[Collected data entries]
..............................
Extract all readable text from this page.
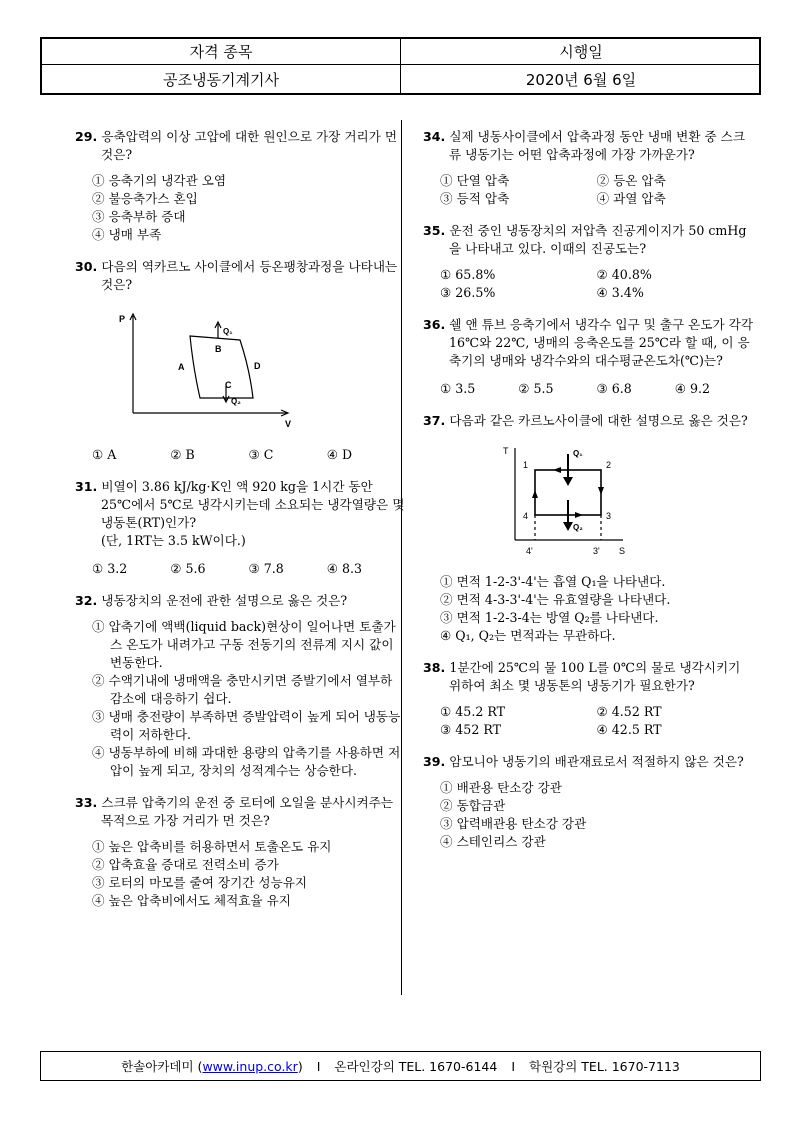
자격 종목	시행일
공조냉동기계기사	2020년 6월 6일
29. 응축압력의 이상 고압에 대한 원인으로 가장 거리가 먼 것은?
① 응축기의 냉각관 오염
② 불응축가스 혼입
③ 응축부하 증대
④ 냉매 부족
30. 다음의 역카르노 사이클에서 등온팽창과정을 나타내는 것은?
P
V
A
B
C
D
Q₁
Q₂
① A	② B	③ C	④ D
31. 비열이 3.86 kJ/kg·K인 액 920 kg을 1시간 동안 25℃에서 5℃로 냉각시키는데 소요되는 냉각열량은 몇 냉동톤(RT)인가?
(단, 1RT는 3.5 kW이다.)
① 3.2	② 5.6	③ 7.8	④ 8.3
32. 냉동장치의 운전에 관한 설명으로 옳은 것은?
① 압축기에 액백(liquid back)현상이 일어나면 토출가스 온도가 내려가고 구동 전동기의 전류계 지시 값이 변동한다.
② 수액기내에 냉매액을 충만시키면 증발기에서 열부하 감소에 대응하기 쉽다.
③ 냉매 충전량이 부족하면 증발압력이 높게 되어 냉동능력이 저하한다.
④ 냉동부하에 비해 과대한 용량의 압축기를 사용하면 저압이 높게 되고, 장치의 성적계수는 상승한다.
33. 스크류 압축기의 운전 중 로터에 오일을 분사시켜주는 목적으로 가장 거리가 먼 것은?
① 높은 압축비를 허용하면서 토출온도 유지
② 압축효율 증대로 전력소비 증가
③ 로터의 마모를 줄여 장기간 성능유지
④ 높은 압축비에서도 체적효율 유지
34. 실제 냉동사이클에서 압축과정 동안 냉매 변환 중 스크류 냉동기는 어떤 압축과정에 가장 가까운가?
① 단열 압축	② 등온 압축
③ 등적 압축	④ 과열 압축
35. 운전 중인 냉동장치의 저압측 진공게이지가 50 cmHg을 나타내고 있다. 이때의 진공도는?
① 65.8%	② 40.8%
③ 26.5%	④ 3.4%
36. 쉘 앤 튜브 응축기에서 냉각수 입구 및 출구 온도가 각각 16℃와 22℃, 냉매의 응축온도를 25℃라 할 때, 이 응축기의 냉매와 냉각수와의 대수평균온도차(℃)는?
① 3.5	② 5.5	③ 6.8	④ 9.2
37. 다음과 같은 카르노사이클에 대한 설명으로 옳은 것은?
T
S
1	2
3
4
4'	3'
Q₁
Q₂
① 면적 1-2-3'-4'는 흡열 Q₁을 나타낸다.
② 면적 4-3-3'-4'는 유효열량을 나타낸다.
③ 면적 1-2-3-4는 방열 Q₂를 나타낸다.
④ Q₁, Q₂는 면적과는 무관하다.
38. 1분간에 25℃의 물 100 L를 0℃의 물로 냉각시키기 위하여 최소 몇 냉동톤의 냉동기가 필요한가?
① 45.2 RT	② 4.52 RT
③ 452 RT	④ 42.5 RT
39. 암모니아 냉동기의 배관재료로서 적절하지 않은 것은?
① 배관용 탄소강 강관
② 동합금관
③ 압력배관용 탄소강 강관
④ 스테인리스 강관
한솔아카데미 ( www.inup.co.kr ) I 온라인강의 TEL. 1670-6144 I 학원강의 TEL. 1670-7113
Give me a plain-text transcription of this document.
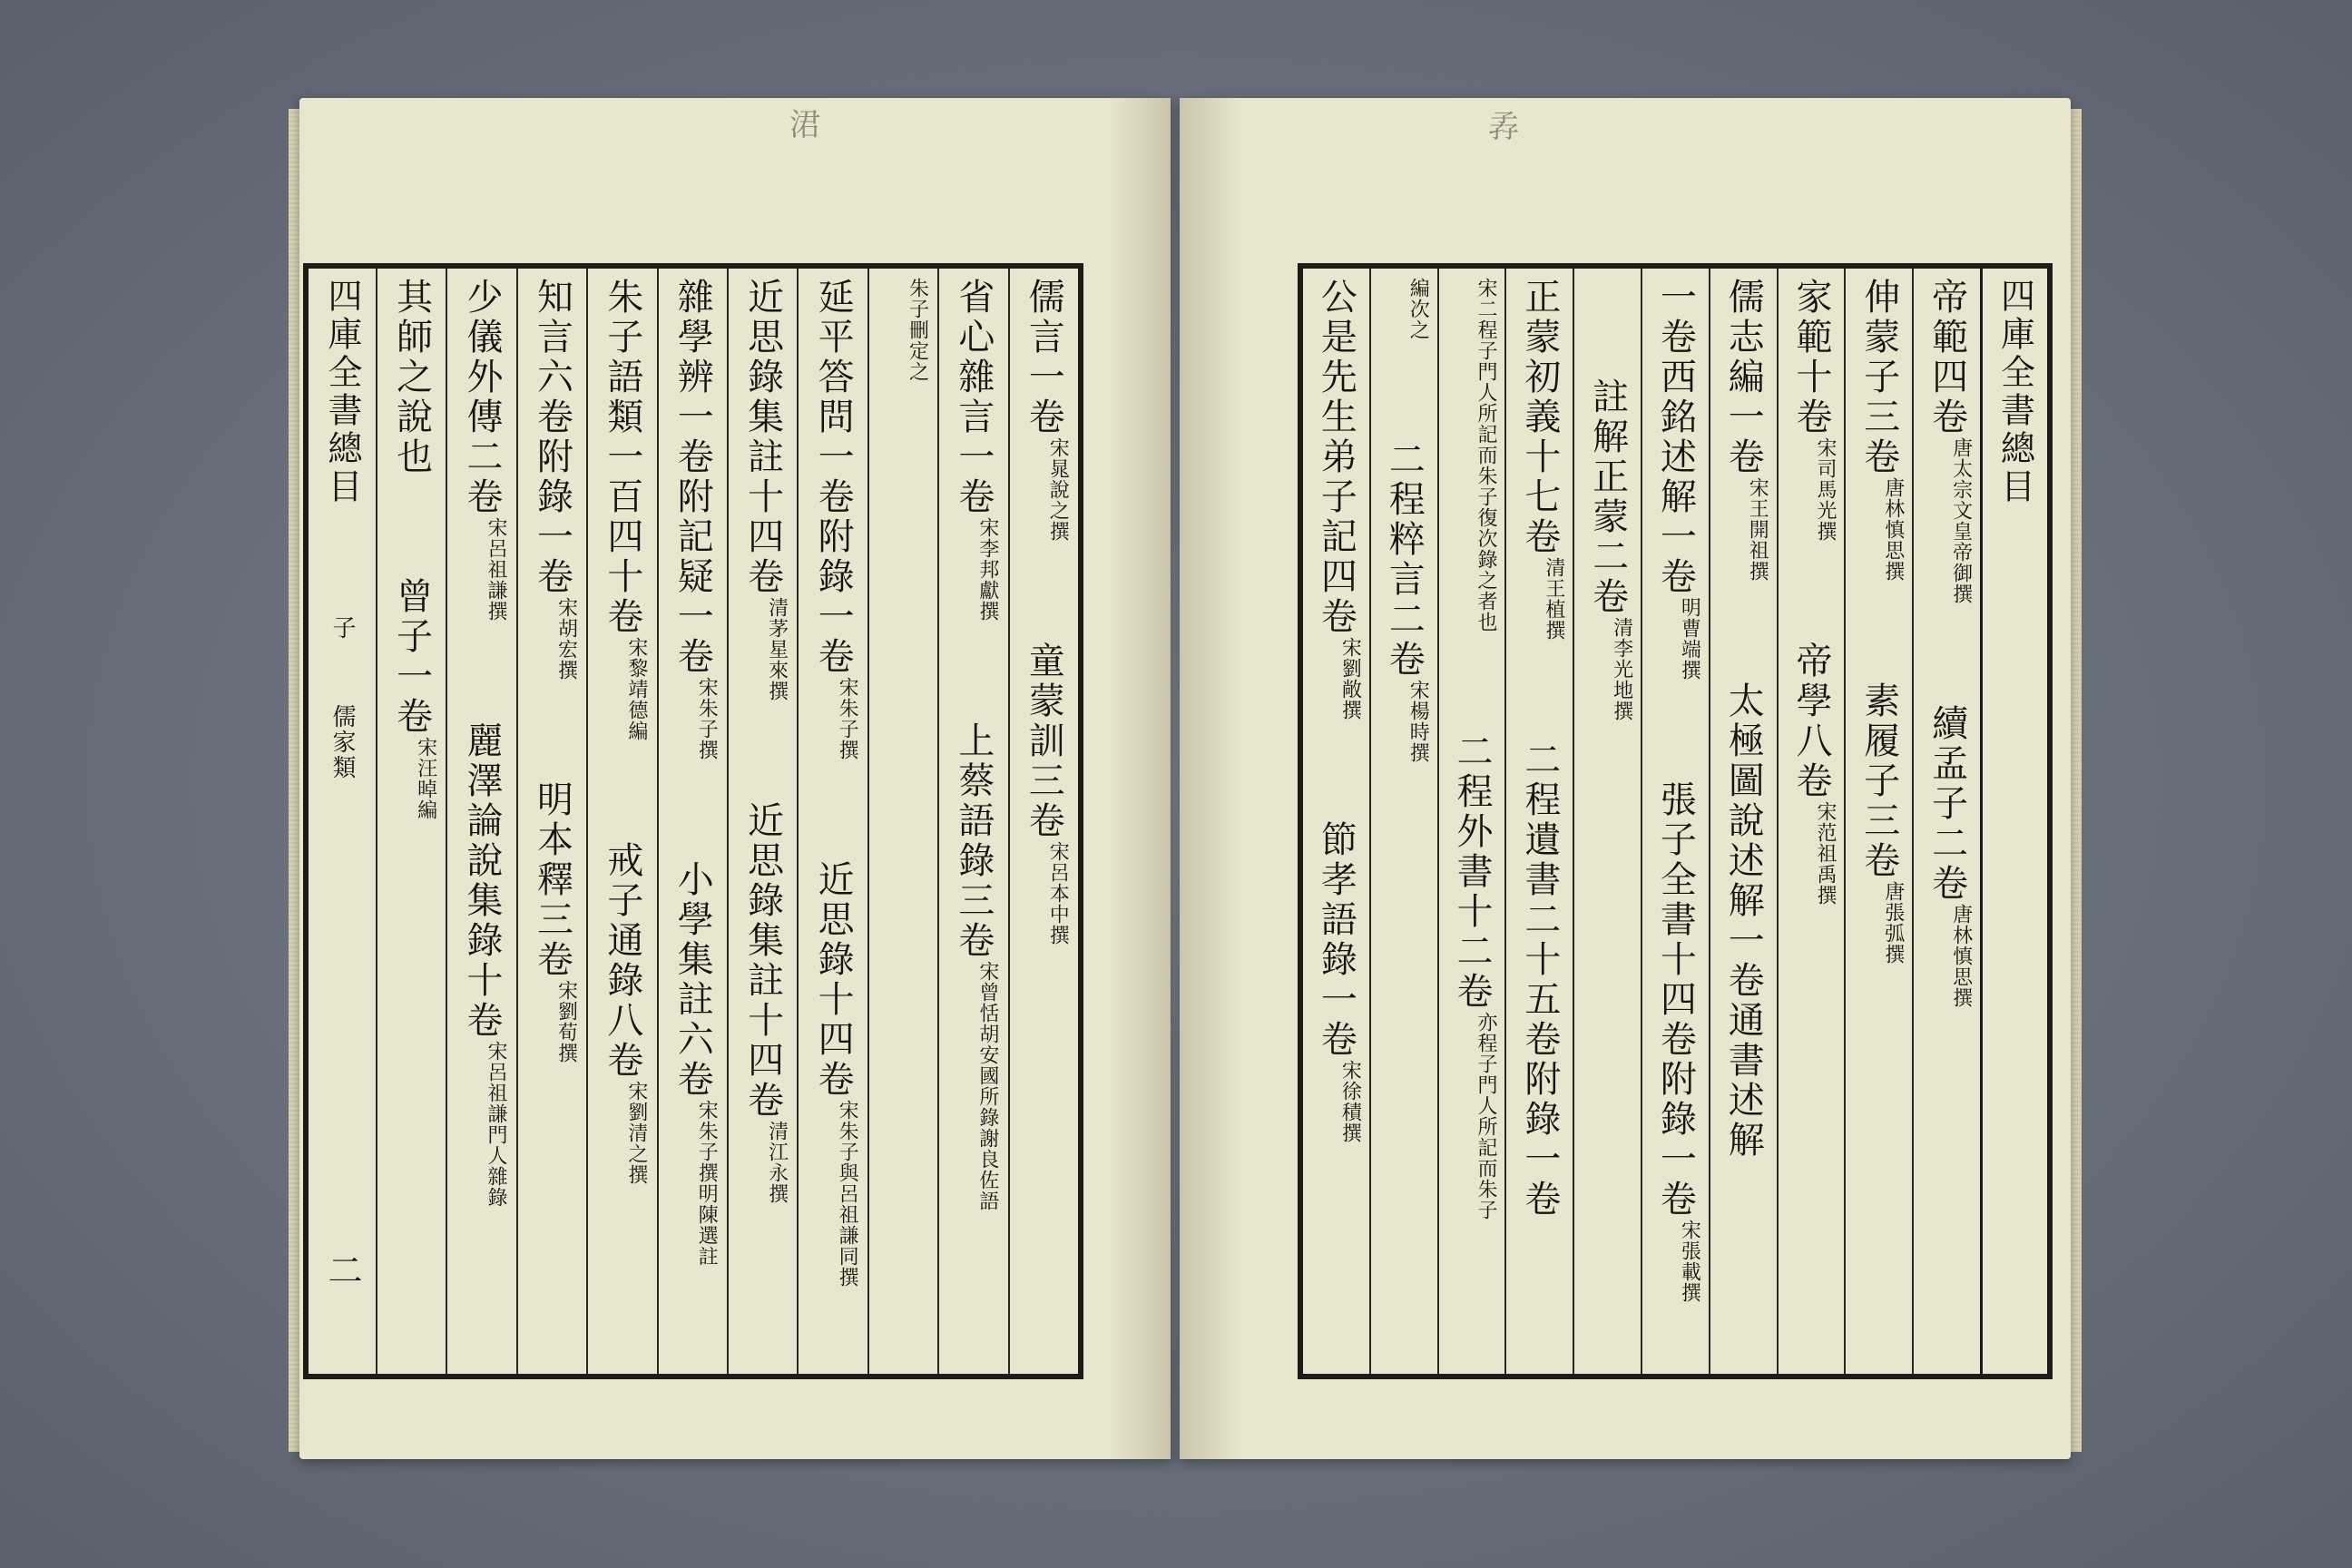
涒	孨
儒言一卷宋晁說之撰童蒙訓三卷宋呂本中撰
省心雜言一卷宋李邦獻撰上蔡語錄三卷宋曾恬胡安國所錄謝良佐語
朱子刪定之
延平答問一卷附錄一卷宋朱子撰近思錄十四卷宋朱子與呂祖謙同撰
近思錄集註十四卷清茅星來撰近思錄集註十四卷清江永撰
雜學辨一卷附記疑一卷宋朱子撰小學集註六卷宋朱子撰明陳選註
朱子語類一百四十卷宋黎靖德編戒子通錄八卷宋劉清之撰
知言六卷附錄一卷宋胡宏撰明本釋三卷宋劉荀撰
少儀外傳二卷宋呂祖謙撰麗澤論說集錄十卷宋呂祖謙門人雜錄
其師之說也曾子一卷宋汪晫編
四庫全書總目
子
儒家類
二
四庫全書總目
帝範四卷唐太宗文皇帝御撰續孟子二卷唐林慎思撰
伸蒙子三卷唐林慎思撰素履子三卷唐張弧撰
家範十卷宋司馬光撰帝學八卷宋范祖禹撰
儒志編一卷宋王開祖撰太極圖說述解一卷通書述解
一卷西銘述解一卷明曹端撰張子全書十四卷附錄一卷宋張載撰
註解正蒙二卷清李光地撰
正蒙初義十七卷清王植撰二程遺書二十五卷附錄一卷
宋二程子門人所記而朱子復次錄之者也二程外書十二卷亦程子門人所記而朱子
編次之二程粹言二卷宋楊時撰
公是先生弟子記四卷宋劉敞撰節孝語錄一卷宋徐積撰
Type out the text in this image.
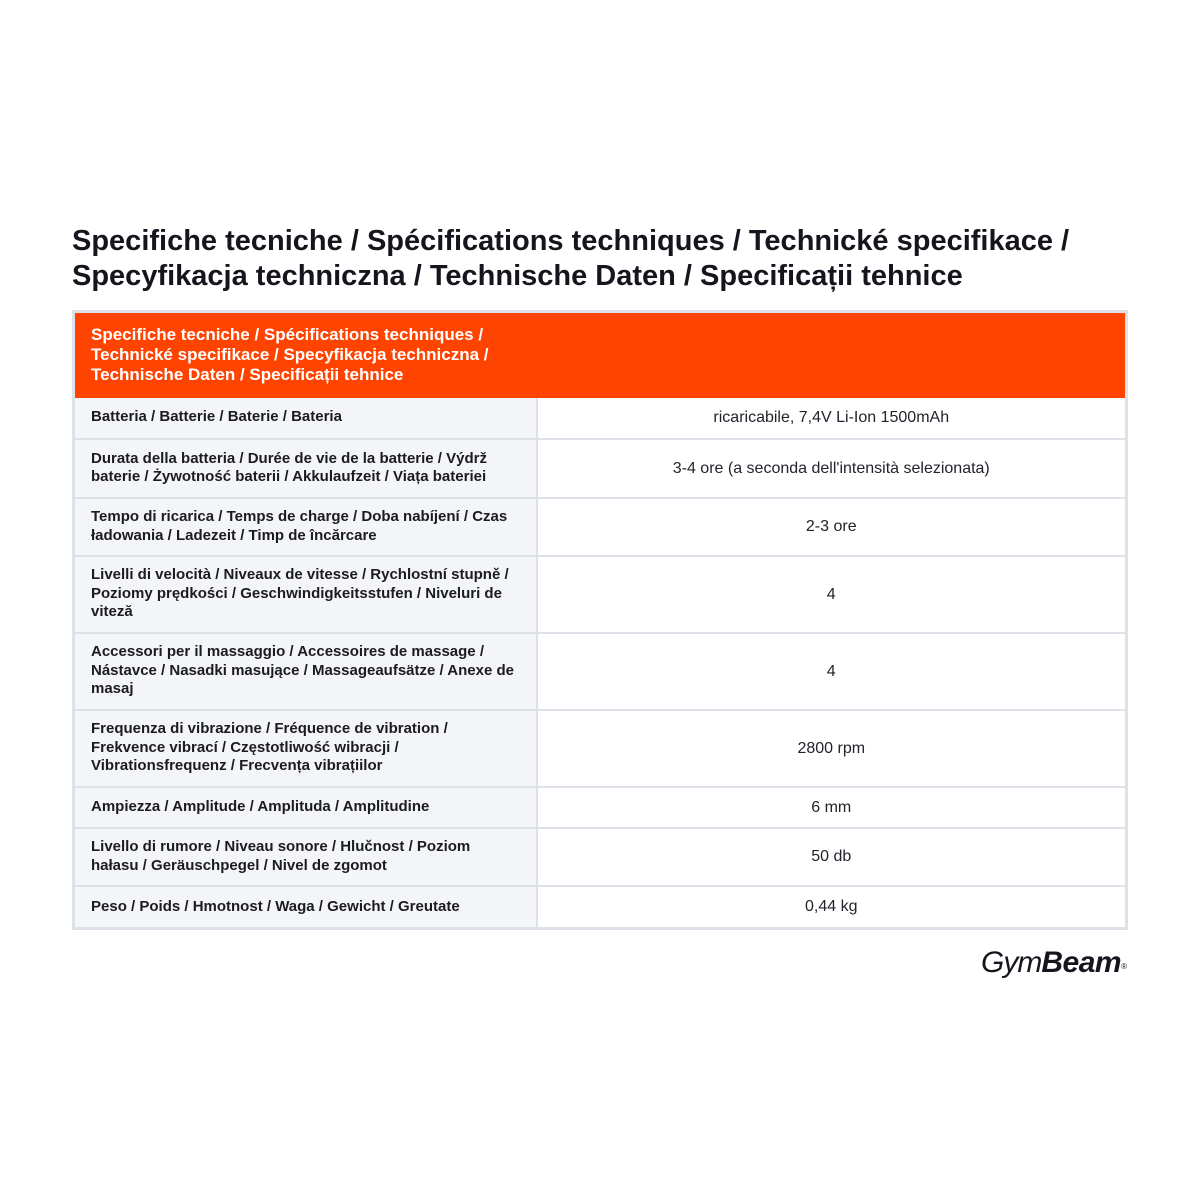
Specifiche tecniche / Spécifications techniques / Technické specifikace / Specyfikacja techniczna / Technische Daten / Specificații tehnice
Specifiche tecniche / Spécifications techniques / Technické specifikace / Specyfikacja techniczna / Technische Daten / Specificații tehnice	

Batteria / Batterie / Baterie / Bateria	ricaricabile, 7,4V Li-Ion 1500mAh
Durata della batteria / Durée de vie de la batterie / Výdrž baterie / Żywotność baterii / Akkulaufzeit / Viața bateriei	3-4 ore (a seconda dell'intensità selezionata)
Tempo di ricarica / Temps de charge / Doba nabíjení / Czas ładowania / Ladezeit / Timp de încărcare	2-3 ore
Livelli di velocità / Niveaux de vitesse / Rychlostní stupně / Poziomy prędkości / Geschwindigkeitsstufen / Niveluri de viteză	4
Accessori per il massaggio / Accessoires de massage / Nástavce / Nasadki masujące / Massageaufsätze / Anexe de masaj	4
Frequenza di vibrazione / Fréquence de vibration / Frekvence vibrací / Częstotliwość wibracji / Vibrationsfrequenz / Frecvența vibrațiilor	2800 rpm
Ampiezza / Amplitude / Amplituda / Amplitudine	6 mm
Livello di rumore / Niveau sonore / Hlučnost / Poziom hałasu / Geräuschpegel / Nivel de zgomot	50 db
Peso / Poids / Hmotnost / Waga / Gewicht / Greutate	0,44 kg
GymBeam®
..............................
DIRECTION:
Write the entries above out in full, exactly, with no images.

THE COMPLETED TASK:
Extract all readable text from this page.
자격 종목	시행일
공조냉동기계기사	2020년 6월 6일
29. 응축압력의 이상 고압에 대한 원인으로 가장 거리가 먼 것은?
① 응축기의 냉각관 오염
② 불응축가스 혼입
③ 응축부하 증대
④ 냉매 부족
30. 다음의 역카르노 사이클에서 등온팽창과정을 나타내는 것은?
P
V
A
B
C
D
Q₁
Q₂
① A	② B	③ C	④ D
31. 비열이 3.86 kJ/kg·K인 액 920 kg을 1시간 동안 25℃에서 5℃로 냉각시키는데 소요되는 냉각열량은 몇 냉동톤(RT)인가?
(단, 1RT는 3.5 kW이다.)
① 3.2	② 5.6	③ 7.8	④ 8.3
32. 냉동장치의 운전에 관한 설명으로 옳은 것은?
① 압축기에 액백(liquid back)현상이 일어나면 토출가스 온도가 내려가고 구동 전동기의 전류계 지시 값이 변동한다.
② 수액기내에 냉매액을 충만시키면 증발기에서 열부하 감소에 대응하기 쉽다.
③ 냉매 충전량이 부족하면 증발압력이 높게 되어 냉동능력이 저하한다.
④ 냉동부하에 비해 과대한 용량의 압축기를 사용하면 저압이 높게 되고, 장치의 성적계수는 상승한다.
33. 스크류 압축기의 운전 중 로터에 오일을 분사시켜주는 목적으로 가장 거리가 먼 것은?
① 높은 압축비를 허용하면서 토출온도 유지
② 압축효율 증대로 전력소비 증가
③ 로터의 마모를 줄여 장기간 성능유지
④ 높은 압축비에서도 체적효율 유지
34. 실제 냉동사이클에서 압축과정 동안 냉매 변환 중 스크류 냉동기는 어떤 압축과정에 가장 가까운가?
① 단열 압축	② 등온 압축
③ 등적 압축	④ 과열 압축
35. 운전 중인 냉동장치의 저압측 진공게이지가 50 cmHg을 나타내고 있다. 이때의 진공도는?
① 65.8%	② 40.8%
③ 26.5%	④ 3.4%
36. 쉘 앤 튜브 응축기에서 냉각수 입구 및 출구 온도가 각각 16℃와 22℃, 냉매의 응축온도를 25℃라 할 때, 이 응축기의 냉매와 냉각수와의 대수평균온도차(℃)는?
① 3.5	② 5.5	③ 6.8	④ 9.2
37. 다음과 같은 카르노사이클에 대한 설명으로 옳은 것은?
T
S
1	2
3
4
4'	3'
Q₁
Q₂
① 면적 1-2-3'-4'는 흡열 Q₁을 나타낸다.
② 면적 4-3-3'-4'는 유효열량을 나타낸다.
③ 면적 1-2-3-4는 방열 Q₂를 나타낸다.
④ Q₁, Q₂는 면적과는 무관하다.
38. 1분간에 25℃의 물 100 L를 0℃의 물로 냉각시키기 위하여 최소 몇 냉동톤의 냉동기가 필요한가?
① 45.2 RT	② 4.52 RT
③ 452 RT	④ 42.5 RT
39. 암모니아 냉동기의 배관재료로서 적절하지 않은 것은?
① 배관용 탄소강 강관
② 동합금관
③ 압력배관용 탄소강 강관
④ 스테인리스 강관
한솔아카데미 ( www.inup.co.kr ) I 온라인강의 TEL. 1670-6144 I 학원강의 TEL. 1670-7113
Give me a plain-text transcription of this document.
涒	孨
儒言一卷宋晁說之撰童蒙訓三卷宋呂本中撰
省心雜言一卷宋李邦獻撰上蔡語錄三卷宋曾恬胡安國所錄謝良佐語
朱子刪定之
延平答問一卷附錄一卷宋朱子撰近思錄十四卷宋朱子與呂祖謙同撰
近思錄集註十四卷清茅星來撰近思錄集註十四卷清江永撰
雜學辨一卷附記疑一卷宋朱子撰小學集註六卷宋朱子撰明陳選註
朱子語類一百四十卷宋黎靖德編戒子通錄八卷宋劉清之撰
知言六卷附錄一卷宋胡宏撰明本釋三卷宋劉荀撰
少儀外傳二卷宋呂祖謙撰麗澤論說集錄十卷宋呂祖謙門人雜錄
其師之說也曾子一卷宋汪晫編
四庫全書總目
子
儒家類
二
四庫全書總目
帝範四卷唐太宗文皇帝御撰續孟子二卷唐林慎思撰
伸蒙子三卷唐林慎思撰素履子三卷唐張弧撰
家範十卷宋司馬光撰帝學八卷宋范祖禹撰
儒志編一卷宋王開祖撰太極圖說述解一卷通書述解
一卷西銘述解一卷明曹端撰張子全書十四卷附錄一卷宋張載撰
註解正蒙二卷清李光地撰
正蒙初義十七卷清王植撰二程遺書二十五卷附錄一卷
宋二程子門人所記而朱子復次錄之者也二程外書十二卷亦程子門人所記而朱子
編次之二程粹言二卷宋楊時撰
公是先生弟子記四卷宋劉敞撰節孝語錄一卷宋徐積撰
Type out the text in this image.
Specifiche tecniche / Spécifications techniques / Technické specifikace / Specyfikacja techniczna / Technische Daten / Specificații tehnice
Specifiche tecniche / Spécifications techniques / Technické specifikace / Specyfikacja techniczna / Technische Daten / Specificații tehnice	

Batteria / Batterie / Baterie / Bateria	ricaricabile, 7,4V Li-Ion 1500mAh
Durata della batteria / Durée de vie de la batterie / Výdrž baterie / Żywotność baterii / Akkulaufzeit / Viața bateriei	3-4 ore (a seconda dell'intensità selezionata)
Tempo di ricarica / Temps de charge / Doba nabíjení / Czas ładowania / Ladezeit / Timp de încărcare	2-3 ore
Livelli di velocità / Niveaux de vitesse / Rychlostní stupně / Poziomy prędkości / Geschwindigkeitsstufen / Niveluri de viteză	4
Accessori per il massaggio / Accessoires de massage / Nástavce / Nasadki masujące / Massageaufsätze / Anexe de masaj	4
Frequenza di vibrazione / Fréquence de vibration / Frekvence vibrací / Częstotliwość wibracji / Vibrationsfrequenz / Frecvența vibrațiilor	2800 rpm
Ampiezza / Amplitude / Amplituda / Amplitudine	6 mm
Livello di rumore / Niveau sonore / Hlučnost / Poziom hałasu / Geräuschpegel / Nivel de zgomot	50 db
Peso / Poids / Hmotnost / Waga / Gewicht / Greutate	0,44 kg
GymBeam®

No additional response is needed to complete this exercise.